Exercise task | Gather every line of the entries that includes the word "佩泽希齐扬说".

-- Start Supplied data --

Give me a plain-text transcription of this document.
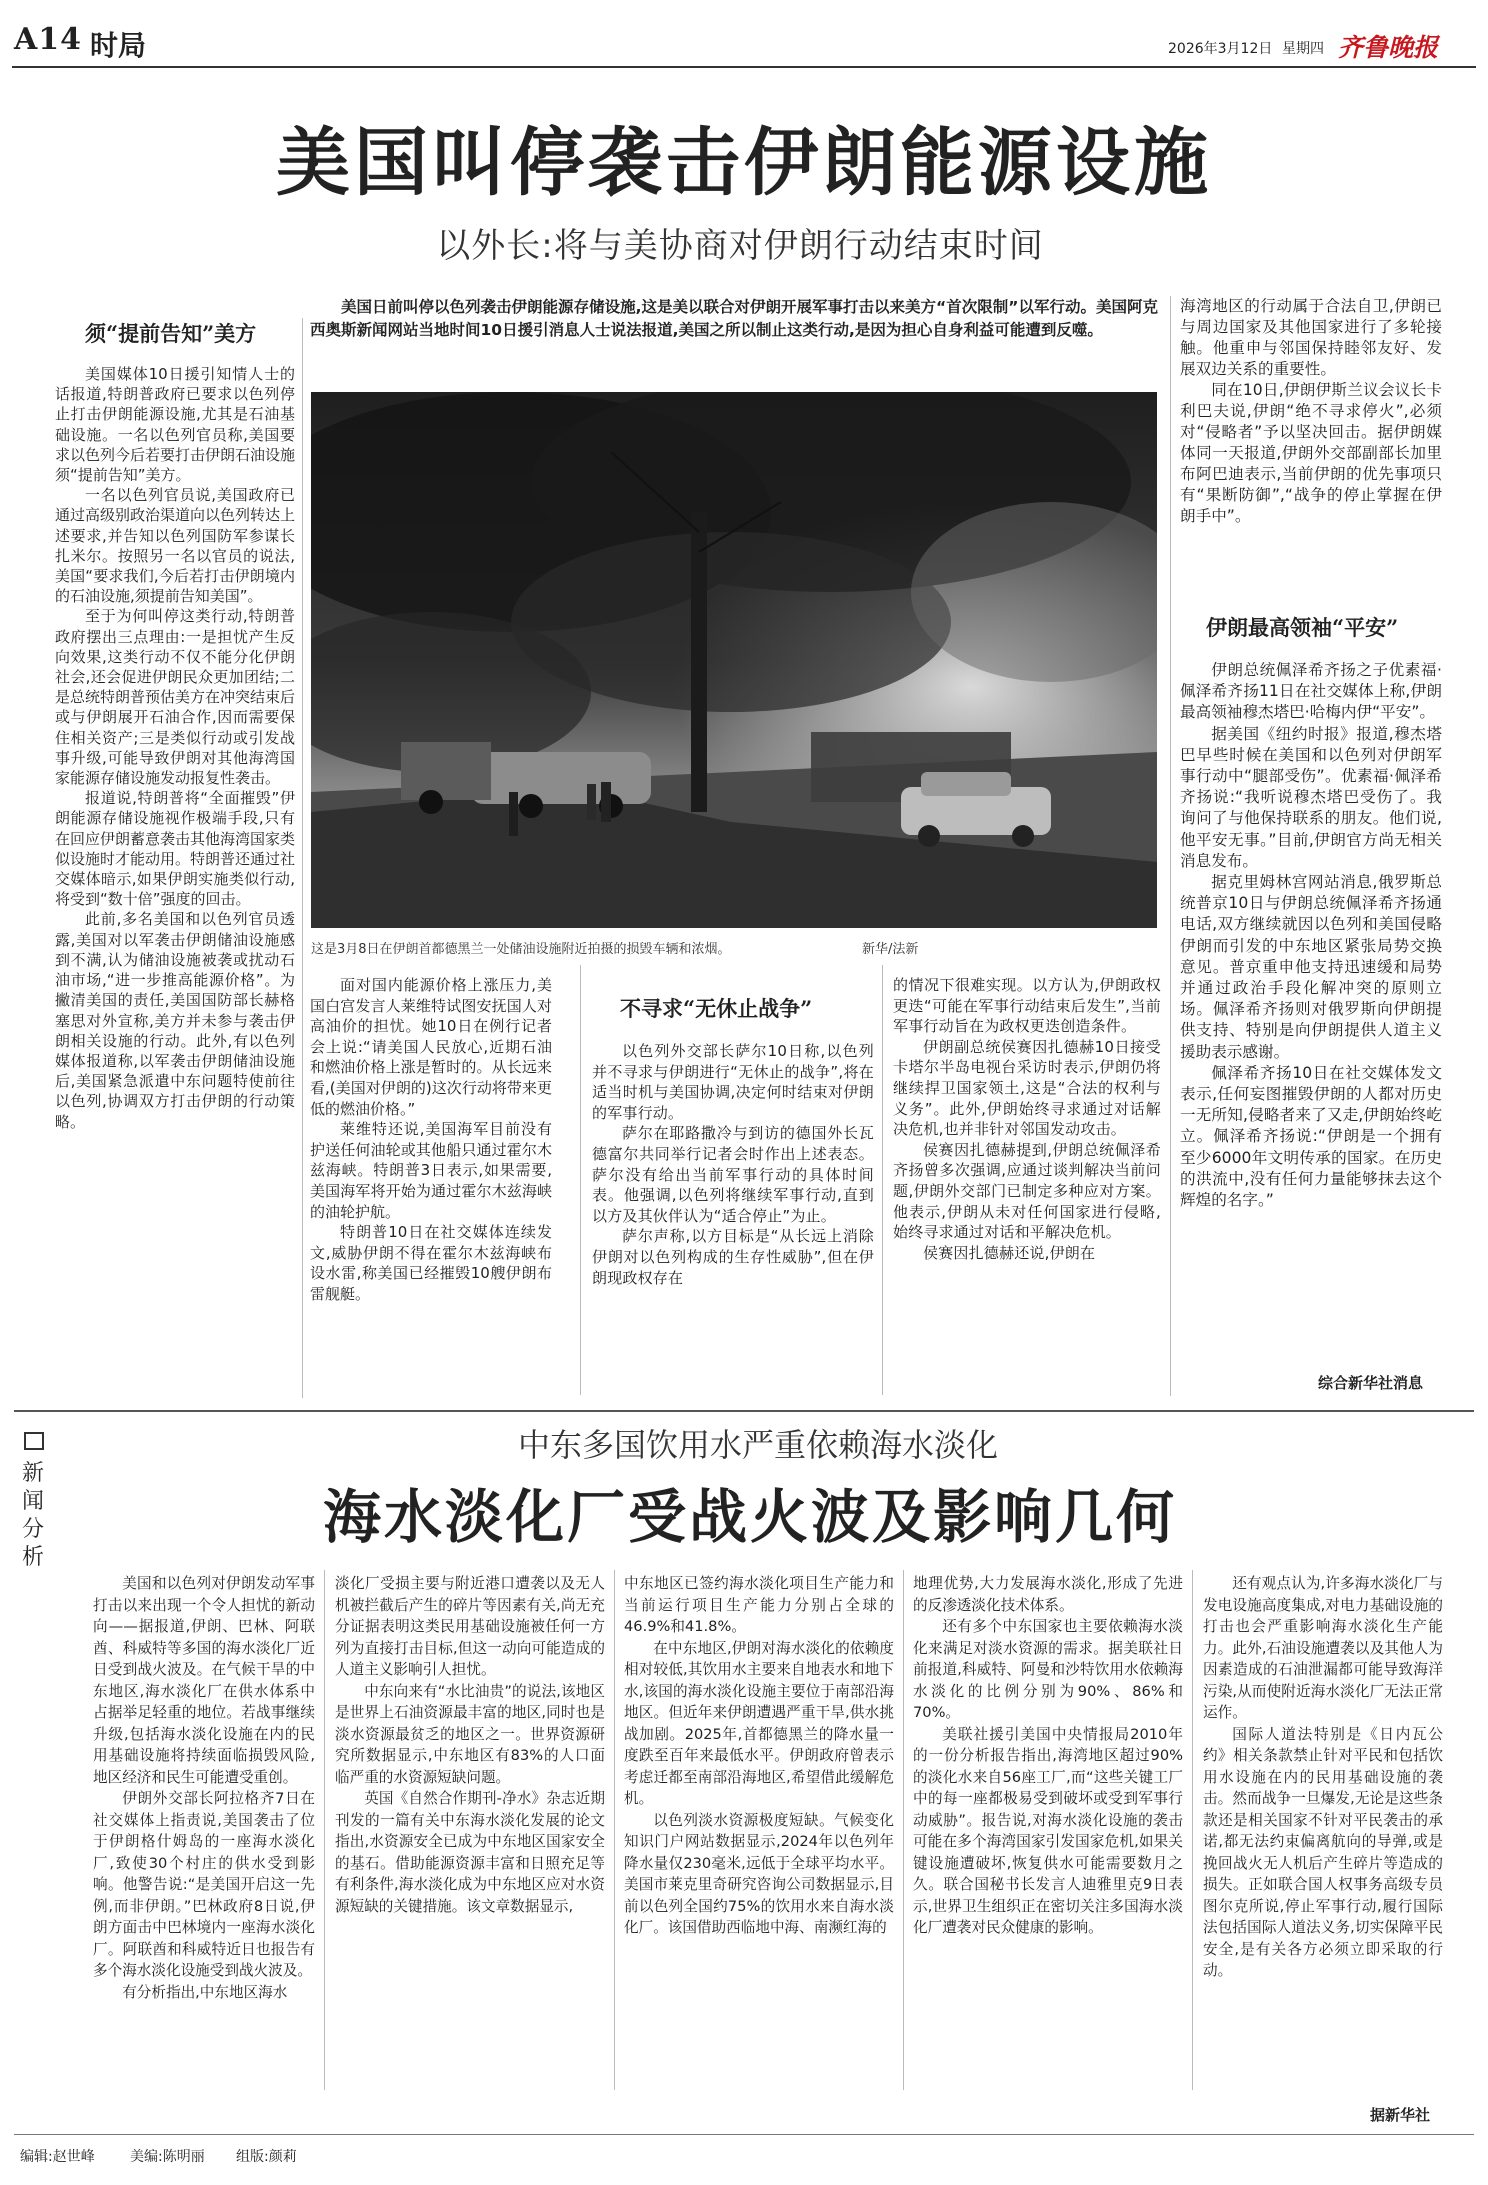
A14 时局	2026年3月12日 星期四 齐鲁晚报
美国叫停袭击伊朗能源设施
以外长:将与美协商对伊朗行动结束时间
须“提前告知”美方

美国媒体10日援引知情人士的话报道,特朗普政府已要求以色列停止打击伊朗能源设施,尤其是石油基础设施。一名以色列官员称,美国要求以色列今后若要打击伊朗石油设施须“提前告知”美方。

一名以色列官员说,美国政府已通过高级别政治渠道向以色列转达上述要求,并告知以色列国防军参谋长扎米尔。按照另一名以官员的说法,美国“要求我们,今后若打击伊朗境内的石油设施,须提前告知美国”。

至于为何叫停这类行动,特朗普政府摆出三点理由:一是担忧产生反向效果,这类行动不仅不能分化伊朗社会,还会促进伊朗民众更加团结;二是总统特朗普预估美方在冲突结束后或与伊朗展开石油合作,因而需要保住相关资产;三是类似行动或引发战事升级,可能导致伊朗对其他海湾国家能源存储设施发动报复性袭击。

报道说,特朗普将“全面摧毁”伊朗能源存储设施视作极端手段,只有在回应伊朗蓄意袭击其他海湾国家类似设施时才能动用。特朗普还通过社交媒体暗示,如果伊朗实施类似行动,将受到“数十倍”强度的回击。

此前,多名美国和以色列官员透露,美国对以军袭击伊朗储油设施感到不满,认为储油设施被袭或扰动石油市场,“进一步推高能源价格”。为撇清美国的责任,美国国防部长赫格塞思对外宣称,美方并未参与袭击伊朗相关设施的行动。此外,有以色列媒体报道称,以军袭击伊朗储油设施后,美国紧急派遣中东问题特使前往以色列,协调双方打击伊朗的行动策略。

美国日前叫停以色列袭击伊朗能源存储设施,这是美以联合对伊朗开展军事打击以来美方“首次限制”以军行动。美国阿克西奥斯新闻网站当地时间10日援引消息人士说法报道,美国之所以制止这类行动,是因为担心自身利益可能遭到反噬。

这是3月8日在伊朗首都德黑兰一处储油设施附近拍摄的损毁车辆和浓烟。	新华/法新

面对国内能源价格上涨压力,美国白宫发言人莱维特试图安抚国人对高油价的担忧。她10日在例行记者会上说:“请美国人民放心,近期石油和燃油价格上涨是暂时的。从长远来看,(美国对伊朗的)这次行动将带来更低的燃油价格。”

莱维特还说,美国海军目前没有护送任何油轮或其他船只通过霍尔木兹海峡。特朗普3日表示,如果需要,美国海军将开始为通过霍尔木兹海峡的油轮护航。

特朗普10日在社交媒体连续发文,威胁伊朗不得在霍尔木兹海峡布设水雷,称美国已经摧毁10艘伊朗布雷舰艇。

不寻求“无休止战争”

以色列外交部长萨尔10日称,以色列并不寻求与伊朗进行“无休止的战争”,将在适当时机与美国协调,决定何时结束对伊朗的军事行动。

萨尔在耶路撒冷与到访的德国外长瓦德富尔共同举行记者会时作出上述表态。萨尔没有给出当前军事行动的具体时间表。他强调,以色列将继续军事行动,直到以方及其伙伴认为“适合停止”为止。

萨尔声称,以方目标是“从长远上消除伊朗对以色列构成的生存性威胁”,但在伊朗现政权存在

的情况下很难实现。以方认为,伊朗政权更迭“可能在军事行动结束后发生”,当前军事行动旨在为政权更迭创造条件。

伊朗副总统侯赛因扎德赫10日接受卡塔尔半岛电视台采访时表示,伊朗仍将继续捍卫国家领土,这是“合法的权利与义务”。此外,伊朗始终寻求通过对话解决危机,也并非针对邻国发动攻击。

侯赛因扎德赫提到,伊朗总统佩泽希齐扬曾多次强调,应通过谈判解决当前问题,伊朗外交部门已制定多种应对方案。他表示,伊朗从未对任何国家进行侵略,始终寻求通过对话和平解决危机。

侯赛因扎德赫还说,伊朗在

海湾地区的行动属于合法自卫,伊朗已与周边国家及其他国家进行了多轮接触。他重申与邻国保持睦邻友好、发展双边关系的重要性。

同在10日,伊朗伊斯兰议会议长卡利巴夫说,伊朗“绝不寻求停火”,必须对“侵略者”予以坚决回击。据伊朗媒体同一天报道,伊朗外交部副部长加里布阿巴迪表示,当前伊朗的优先事项只有“果断防御”,“战争的停止掌握在伊朗手中”。

伊朗最高领袖“平安”

伊朗总统佩泽希齐扬之子优素福·佩泽希齐扬11日在社交媒体上称,伊朗最高领袖穆杰塔巴·哈梅内伊“平安”。

据美国《纽约时报》报道,穆杰塔巴早些时候在美国和以色列对伊朗军事行动中“腿部受伤”。优素福·佩泽希齐扬说:“我听说穆杰塔巴受伤了。我询问了与他保持联系的朋友。他们说,他平安无事。”目前,伊朗官方尚无相关消息发布。

据克里姆林宫网站消息,俄罗斯总统普京10日与伊朗总统佩泽希齐扬通电话,双方继续就因以色列和美国侵略伊朗而引发的中东地区紧张局势交换意见。普京重申他支持迅速缓和局势并通过政治手段化解冲突的原则立场。佩泽希齐扬则对俄罗斯向伊朗提供支持、特别是向伊朗提供人道主义援助表示感谢。

佩泽希齐扬10日在社交媒体发文表示,任何妄图摧毁伊朗的人都对历史一无所知,侵略者来了又走,伊朗始终屹立。佩泽希齐扬说:“伊朗是一个拥有至少6000年文明传承的国家。在历史的洪流中,没有任何力量能够抹去这个辉煌的名字。”

综合新华社消息
新闻分析
中东多国饮用水严重依赖海水淡化
海水淡化厂受战火波及影响几何

美国和以色列对伊朗发动军事打击以来出现一个令人担忧的新动向——据报道,伊朗、巴林、阿联酋、科威特等多国的海水淡化厂近日受到战火波及。在气候干旱的中东地区,海水淡化厂在供水体系中占据举足轻重的地位。若战事继续升级,包括海水淡化设施在内的民用基础设施将持续面临损毁风险,地区经济和民生可能遭受重创。

伊朗外交部长阿拉格齐7日在社交媒体上指责说,美国袭击了位于伊朗格什姆岛的一座海水淡化厂,致使30个村庄的供水受到影响。他警告说:“是美国开启这一先例,而非伊朗。”巴林政府8日说,伊朗方面击中巴林境内一座海水淡化厂。阿联酋和科威特近日也报告有多个海水淡化设施受到战火波及。

有分析指出,中东地区海水

淡化厂受损主要与附近港口遭袭以及无人机被拦截后产生的碎片等因素有关,尚无充分证据表明这类民用基础设施被任何一方列为直接打击目标,但这一动向可能造成的人道主义影响引人担忧。

中东向来有“水比油贵”的说法,该地区是世界上石油资源最丰富的地区,同时也是淡水资源最贫乏的地区之一。世界资源研究所数据显示,中东地区有83%的人口面临严重的水资源短缺问题。

英国《自然合作期刊-净水》杂志近期刊发的一篇有关中东海水淡化发展的论文指出,水资源安全已成为中东地区国家安全的基石。借助能源资源丰富和日照充足等有利条件,海水淡化成为中东地区应对水资源短缺的关键措施。该文章数据显示,

中东地区已签约海水淡化项目生产能力和当前运行项目生产能力分别占全球的46.9%和41.8%。

在中东地区,伊朗对海水淡化的依赖度相对较低,其饮用水主要来自地表水和地下水,该国的海水淡化设施主要位于南部沿海地区。但近年来伊朗遭遇严重干旱,供水挑战加剧。2025年,首都德黑兰的降水量一度跌至百年来最低水平。伊朗政府曾表示考虑迁都至南部沿海地区,希望借此缓解危机。

以色列淡水资源极度短缺。气候变化知识门户网站数据显示,2024年以色列年降水量仅230毫米,远低于全球平均水平。美国市莱克里奇研究咨询公司数据显示,目前以色列全国约75%的饮用水来自海水淡化厂。该国借助西临地中海、南濒红海的

地理优势,大力发展海水淡化,形成了先进的反渗透淡化技术体系。

还有多个中东国家也主要依赖海水淡化来满足对淡水资源的需求。据美联社日前报道,科威特、阿曼和沙特饮用水依赖海水淡化的比例分别为90%、86%和70%。

美联社援引美国中央情报局2010年的一份分析报告指出,海湾地区超过90%的淡化水来自56座工厂,而“这些关键工厂中的每一座都极易受到破坏或受到军事行动威胁”。报告说,对海水淡化设施的袭击可能在多个海湾国家引发国家危机,如果关键设施遭破坏,恢复供水可能需要数月之久。联合国秘书长发言人迪雅里克9日表示,世界卫生组织正在密切关注多国海水淡化厂遭袭对民众健康的影响。

还有观点认为,许多海水淡化厂与发电设施高度集成,对电力基础设施的打击也会严重影响海水淡化生产能力。此外,石油设施遭袭以及其他人为因素造成的石油泄漏都可能导致海洋污染,从而使附近海水淡化厂无法正常运作。

国际人道法特别是《日内瓦公约》相关条款禁止针对平民和包括饮用水设施在内的民用基础设施的袭击。然而战争一旦爆发,无论是这些条款还是相关国家不针对平民袭击的承诺,都无法约束偏离航向的导弹,或是挽回战火无人机后产生碎片等造成的损失。正如联合国人权事务高级专员图尔克所说,停止军事行动,履行国际法包括国际人道法义务,切实保障平民安全,是有关各方必须立即采取的行动。

据新华社
编辑:赵世峰	美编:陈明丽 组版:颜莉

-- End Supplied data --

Worked solution |
据美国《纽约时报》报道,穆杰塔巴早些时候在美国和以色列对伊朗军事行动中“腿部受伤”。优素福·佩泽希齐扬说:“我听说穆杰塔巴受伤了。我询问了与他保持联系的朋友。他们说,他平安无事。”目前,伊朗官方尚无相关消息发布。
佩泽希齐扬10日在社交媒体发文表示,任何妄图摧毁伊朗的人都对历史一无所知,侵略者来了又走,伊朗始终屹立。佩泽希齐扬说:“伊朗是一个拥有至少6000年文明传承的国家。在历史的洪流中,没有任何力量能够抹去这个辉煌的名字。”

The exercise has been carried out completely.